(Records about charts and figures)
============================================================

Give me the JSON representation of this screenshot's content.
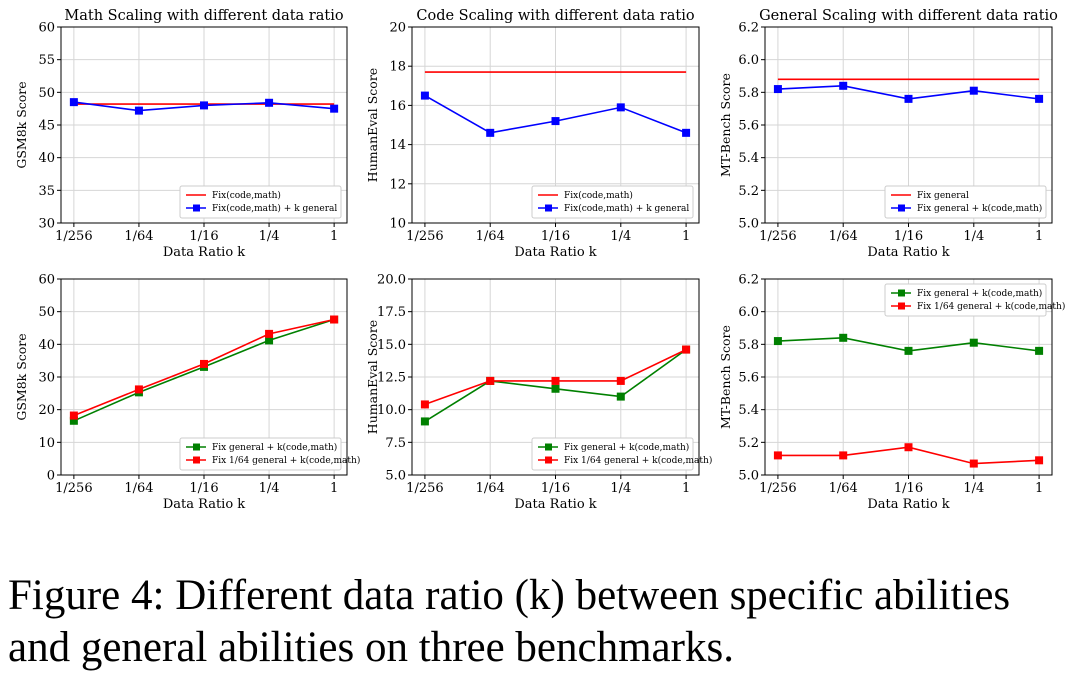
{
  "chart_data": [
    {
      "type": "line",
      "title": "Math Scaling with different data ratio",
      "xlabel": "Data Ratio k",
      "ylabel": "GSM8k Score",
      "categories": [
        "1/256",
        "1/64",
        "1/16",
        "1/4",
        "1"
      ],
      "ylim": [
        30,
        60
      ],
      "yticks": [
        30,
        35,
        40,
        45,
        50,
        55,
        60
      ],
      "ytick_labels": [
        "30",
        "35",
        "40",
        "45",
        "50",
        "55",
        "60"
      ],
      "grid": true,
      "legend_position": "lower-right",
      "series": [
        {
          "name": "Fix(code,math)",
          "color": "#ff0000",
          "marker": "none",
          "values": [
            48.2,
            48.2,
            48.2,
            48.2,
            48.2
          ]
        },
        {
          "name": "Fix(code,math) + k general",
          "color": "#0000ff",
          "marker": "square",
          "values": [
            48.5,
            47.2,
            48.0,
            48.4,
            47.5
          ]
        }
      ]
    },
    {
      "type": "line",
      "title": "Code Scaling with different data ratio",
      "xlabel": "Data Ratio k",
      "ylabel": "HumanEval Score",
      "categories": [
        "1/256",
        "1/64",
        "1/16",
        "1/4",
        "1"
      ],
      "ylim": [
        10,
        20
      ],
      "yticks": [
        10,
        12,
        14,
        16,
        18,
        20
      ],
      "ytick_labels": [
        "10",
        "12",
        "14",
        "16",
        "18",
        "20"
      ],
      "grid": true,
      "legend_position": "lower-right",
      "series": [
        {
          "name": "Fix(code,math)",
          "color": "#ff0000",
          "marker": "none",
          "values": [
            17.7,
            17.7,
            17.7,
            17.7,
            17.7
          ]
        },
        {
          "name": "Fix(code,math) + k general",
          "color": "#0000ff",
          "marker": "square",
          "values": [
            16.5,
            14.6,
            15.2,
            15.9,
            14.6
          ]
        }
      ]
    },
    {
      "type": "line",
      "title": "General Scaling with different data ratio",
      "xlabel": "Data Ratio k",
      "ylabel": "MT-Bench Score",
      "categories": [
        "1/256",
        "1/64",
        "1/16",
        "1/4",
        "1"
      ],
      "ylim": [
        5.0,
        6.2
      ],
      "yticks": [
        5.0,
        5.2,
        5.4,
        5.6,
        5.8,
        6.0,
        6.2
      ],
      "ytick_labels": [
        "5.0",
        "5.2",
        "5.4",
        "5.6",
        "5.8",
        "6.0",
        "6.2"
      ],
      "grid": true,
      "legend_position": "lower-right",
      "series": [
        {
          "name": "Fix general",
          "color": "#ff0000",
          "marker": "none",
          "values": [
            5.88,
            5.88,
            5.88,
            5.88,
            5.88
          ]
        },
        {
          "name": "Fix general + k(code,math)",
          "color": "#0000ff",
          "marker": "square",
          "values": [
            5.82,
            5.84,
            5.76,
            5.81,
            5.76
          ]
        }
      ]
    },
    {
      "type": "line",
      "title": "",
      "xlabel": "Data Ratio k",
      "ylabel": "GSM8k Score",
      "categories": [
        "1/256",
        "1/64",
        "1/16",
        "1/4",
        "1"
      ],
      "ylim": [
        0,
        60
      ],
      "yticks": [
        0,
        10,
        20,
        30,
        40,
        50,
        60
      ],
      "ytick_labels": [
        "0",
        "10",
        "20",
        "30",
        "40",
        "50",
        "60"
      ],
      "grid": true,
      "legend_position": "lower-right",
      "series": [
        {
          "name": "Fix general + k(code,math)",
          "color": "#008000",
          "marker": "square",
          "values": [
            16.6,
            25.3,
            33.1,
            41.2,
            47.6
          ]
        },
        {
          "name": "Fix 1/64 general + k(code,math)",
          "color": "#ff0000",
          "marker": "square",
          "values": [
            18.2,
            26.2,
            34.0,
            43.2,
            47.6
          ]
        }
      ]
    },
    {
      "type": "line",
      "title": "",
      "xlabel": "Data Ratio k",
      "ylabel": "HumanEval Score",
      "categories": [
        "1/256",
        "1/64",
        "1/16",
        "1/4",
        "1"
      ],
      "ylim": [
        5.0,
        20.0
      ],
      "yticks": [
        5.0,
        7.5,
        10.0,
        12.5,
        15.0,
        17.5,
        20.0
      ],
      "ytick_labels": [
        "5.0",
        "7.5",
        "10.0",
        "12.5",
        "15.0",
        "17.5",
        "20.0"
      ],
      "grid": true,
      "legend_position": "lower-right",
      "series": [
        {
          "name": "Fix general + k(code,math)",
          "color": "#008000",
          "marker": "square",
          "values": [
            9.1,
            12.2,
            11.6,
            11.0,
            14.6
          ]
        },
        {
          "name": "Fix 1/64 general + k(code,math)",
          "color": "#ff0000",
          "marker": "square",
          "values": [
            10.4,
            12.2,
            12.2,
            12.2,
            14.6
          ]
        }
      ]
    },
    {
      "type": "line",
      "title": "",
      "xlabel": "Data Ratio k",
      "ylabel": "MT-Bench Score",
      "categories": [
        "1/256",
        "1/64",
        "1/16",
        "1/4",
        "1"
      ],
      "ylim": [
        5.0,
        6.2
      ],
      "yticks": [
        5.0,
        5.2,
        5.4,
        5.6,
        5.8,
        6.0,
        6.2
      ],
      "ytick_labels": [
        "5.0",
        "5.2",
        "5.4",
        "5.6",
        "5.8",
        "6.0",
        "6.2"
      ],
      "grid": true,
      "legend_position": "upper-right",
      "series": [
        {
          "name": "Fix general + k(code,math)",
          "color": "#008000",
          "marker": "square",
          "values": [
            5.82,
            5.84,
            5.76,
            5.81,
            5.76
          ]
        },
        {
          "name": "Fix 1/64 general + k(code,math)",
          "color": "#ff0000",
          "marker": "square",
          "values": [
            5.12,
            5.12,
            5.17,
            5.07,
            5.09
          ]
        }
      ]
    }
  ],
  "caption": {
    "text": "Figure 4: Different data ratio (k) between specific abilities and general abilities on three benchmarks."
  }
}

============================================================

■ PROBLEM
Transcribe all the data word for word; the images stay out.

■ RESPONSE TO THE TASK
Give me the JSON representation of this screenshot's content.
{
  "chart_data": [
    {
      "type": "line",
      "title": "Math Scaling with different data ratio",
      "xlabel": "Data Ratio k",
      "ylabel": "GSM8k Score",
      "categories": [
        "1/256",
        "1/64",
        "1/16",
        "1/4",
        "1"
      ],
      "ylim": [
        30,
        60
      ],
      "yticks": [
        30,
        35,
        40,
        45,
        50,
        55,
        60
      ],
      "ytick_labels": [
        "30",
        "35",
        "40",
        "45",
        "50",
        "55",
        "60"
      ],
      "grid": true,
      "legend_position": "lower-right",
      "series": [
        {
          "name": "Fix(code,math)",
          "color": "#ff0000",
          "marker": "none",
          "values": [
            48.2,
            48.2,
            48.2,
            48.2,
            48.2
          ]
        },
        {
          "name": "Fix(code,math) + k general",
          "color": "#0000ff",
          "marker": "square",
          "values": [
            48.5,
            47.2,
            48.0,
            48.4,
            47.5
          ]
        }
      ]
    },
    {
      "type": "line",
      "title": "Code Scaling with different data ratio",
      "xlabel": "Data Ratio k",
      "ylabel": "HumanEval Score",
      "categories": [
        "1/256",
        "1/64",
        "1/16",
        "1/4",
        "1"
      ],
      "ylim": [
        10,
        20
      ],
      "yticks": [
        10,
        12,
        14,
        16,
        18,
        20
      ],
      "ytick_labels": [
        "10",
        "12",
        "14",
        "16",
        "18",
        "20"
      ],
      "grid": true,
      "legend_position": "lower-right",
      "series": [
        {
          "name": "Fix(code,math)",
          "color": "#ff0000",
          "marker": "none",
          "values": [
            17.7,
            17.7,
            17.7,
            17.7,
            17.7
          ]
        },
        {
          "name": "Fix(code,math) + k general",
          "color": "#0000ff",
          "marker": "square",
          "values": [
            16.5,
            14.6,
            15.2,
            15.9,
            14.6
          ]
        }
      ]
    },
    {
      "type": "line",
      "title": "General Scaling with different data ratio",
      "xlabel": "Data Ratio k",
      "ylabel": "MT-Bench Score",
      "categories": [
        "1/256",
        "1/64",
        "1/16",
        "1/4",
        "1"
      ],
      "ylim": [
        5.0,
        6.2
      ],
      "yticks": [
        5.0,
        5.2,
        5.4,
        5.6,
        5.8,
        6.0,
        6.2
      ],
      "ytick_labels": [
        "5.0",
        "5.2",
        "5.4",
        "5.6",
        "5.8",
        "6.0",
        "6.2"
      ],
      "grid": true,
      "legend_position": "lower-right",
      "series": [
        {
          "name": "Fix general",
          "color": "#ff0000",
          "marker": "none",
          "values": [
            5.88,
            5.88,
            5.88,
            5.88,
            5.88
          ]
        },
        {
          "name": "Fix general + k(code,math)",
          "color": "#0000ff",
          "marker": "square",
          "values": [
            5.82,
            5.84,
            5.76,
            5.81,
            5.76
          ]
        }
      ]
    },
    {
      "type": "line",
      "title": "",
      "xlabel": "Data Ratio k",
      "ylabel": "GSM8k Score",
      "categories": [
        "1/256",
        "1/64",
        "1/16",
        "1/4",
        "1"
      ],
      "ylim": [
        0,
        60
      ],
      "yticks": [
        0,
        10,
        20,
        30,
        40,
        50,
        60
      ],
      "ytick_labels": [
        "0",
        "10",
        "20",
        "30",
        "40",
        "50",
        "60"
      ],
      "grid": true,
      "legend_position": "lower-right",
      "series": [
        {
          "name": "Fix general + k(code,math)",
          "color": "#008000",
          "marker": "square",
          "values": [
            16.6,
            25.3,
            33.1,
            41.2,
            47.6
          ]
        },
        {
          "name": "Fix 1/64 general + k(code,math)",
          "color": "#ff0000",
          "marker": "square",
          "values": [
            18.2,
            26.2,
            34.0,
            43.2,
            47.6
          ]
        }
      ]
    },
    {
      "type": "line",
      "title": "",
      "xlabel": "Data Ratio k",
      "ylabel": "HumanEval Score",
      "categories": [
        "1/256",
        "1/64",
        "1/16",
        "1/4",
        "1"
      ],
      "ylim": [
        5.0,
        20.0
      ],
      "yticks": [
        5.0,
        7.5,
        10.0,
        12.5,
        15.0,
        17.5,
        20.0
      ],
      "ytick_labels": [
        "5.0",
        "7.5",
        "10.0",
        "12.5",
        "15.0",
        "17.5",
        "20.0"
      ],
      "grid": true,
      "legend_position": "lower-right",
      "series": [
        {
          "name": "Fix general + k(code,math)",
          "color": "#008000",
          "marker": "square",
          "values": [
            9.1,
            12.2,
            11.6,
            11.0,
            14.6
          ]
        },
        {
          "name": "Fix 1/64 general + k(code,math)",
          "color": "#ff0000",
          "marker": "square",
          "values": [
            10.4,
            12.2,
            12.2,
            12.2,
            14.6
          ]
        }
      ]
    },
    {
      "type": "line",
      "title": "",
      "xlabel": "Data Ratio k",
      "ylabel": "MT-Bench Score",
      "categories": [
        "1/256",
        "1/64",
        "1/16",
        "1/4",
        "1"
      ],
      "ylim": [
        5.0,
        6.2
      ],
      "yticks": [
        5.0,
        5.2,
        5.4,
        5.6,
        5.8,
        6.0,
        6.2
      ],
      "ytick_labels": [
        "5.0",
        "5.2",
        "5.4",
        "5.6",
        "5.8",
        "6.0",
        "6.2"
      ],
      "grid": true,
      "legend_position": "upper-right",
      "series": [
        {
          "name": "Fix general + k(code,math)",
          "color": "#008000",
          "marker": "square",
          "values": [
            5.82,
            5.84,
            5.76,
            5.81,
            5.76
          ]
        },
        {
          "name": "Fix 1/64 general + k(code,math)",
          "color": "#ff0000",
          "marker": "square",
          "values": [
            5.12,
            5.12,
            5.17,
            5.07,
            5.09
          ]
        }
      ]
    }
  ],
  "caption": {
    "text": "Figure 4: Different data ratio (k) between specific abilities and general abilities on three benchmarks."
  }
}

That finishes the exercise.